**JOB**
Write out all the entries word for word and omit any pictures.

**DATASET RECORDS**
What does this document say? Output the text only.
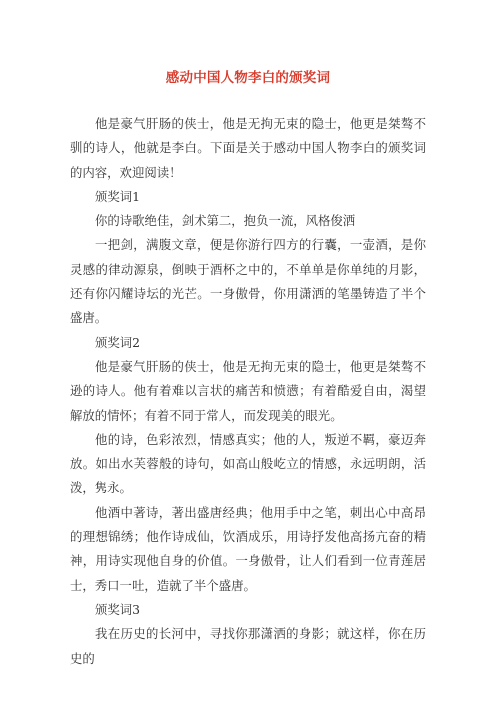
感动中国人物李白的颁奖词

他是豪气肝肠的侠士，他是无拘无束的隐士，他更是桀骜不驯的诗人，他就是李白。下面是关于感动中国人物李白的颁奖词的内容，欢迎阅读！

颁奖词1

你的诗歌绝佳，剑术第二，抱负一流，风格俊洒

一把剑，满腹文章，便是你游行四方的行囊，一壶酒，是你灵感的律动源泉，倒映于酒杯之中的，不单单是你单纯的月影，还有你闪耀诗坛的光芒。一身傲骨，你用潇洒的笔墨铸造了半个盛唐。

颁奖词2

他是豪气肝肠的侠士，他是无拘无束的隐士，他更是桀骜不逊的诗人。他有着难以言状的痛苦和愤懑；有着酷爱自由，渴望解放的情怀；有着不同于常人，而发现美的眼光。

他的诗，色彩浓烈，情感真实；他的人，叛逆不羁，豪迈奔放。如出水芙蓉般的诗句，如高山般屹立的情感，永远明朗，活泼，隽永。

他酒中著诗，著出盛唐经典；他用手中之笔，刺出心中高昂的理想锦绣；他作诗成仙，饮酒成乐，用诗抒发他高扬亢奋的精神，用诗实现他自身的价值。一身傲骨，让人们看到一位青莲居士，秀口一吐，造就了半个盛唐。

颁奖词3

我在历史的长河中，寻找你那潇洒的身影；就这样，你在历史的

**EXPECTED ANSWER**
What does this document say? Output the text only.
感动中国人物李白的颁奖词

他是豪气肝肠的侠士，他是无拘无束的隐士，他更是桀骜不驯的诗人，他就是李白。下面是关于感动中国人物李白的颁奖词的内容，欢迎阅读！

颁奖词1

你的诗歌绝佳，剑术第二，抱负一流，风格俊洒

一把剑，满腹文章，便是你游行四方的行囊，一壶酒，是你灵感的律动源泉，倒映于酒杯之中的，不单单是你单纯的月影，还有你闪耀诗坛的光芒。一身傲骨，你用潇洒的笔墨铸造了半个盛唐。

颁奖词2

他是豪气肝肠的侠士，他是无拘无束的隐士，他更是桀骜不逊的诗人。他有着难以言状的痛苦和愤懑；有着酷爱自由，渴望解放的情怀；有着不同于常人，而发现美的眼光。

他的诗，色彩浓烈，情感真实；他的人，叛逆不羁，豪迈奔放。如出水芙蓉般的诗句，如高山般屹立的情感，永远明朗，活泼，隽永。

他酒中著诗，著出盛唐经典；他用手中之笔，刺出心中高昂的理想锦绣；他作诗成仙，饮酒成乐，用诗抒发他高扬亢奋的精神，用诗实现他自身的价值。一身傲骨，让人们看到一位青莲居士，秀口一吐，造就了半个盛唐。

颁奖词3

我在历史的长河中，寻找你那潇洒的身影；就这样，你在历史的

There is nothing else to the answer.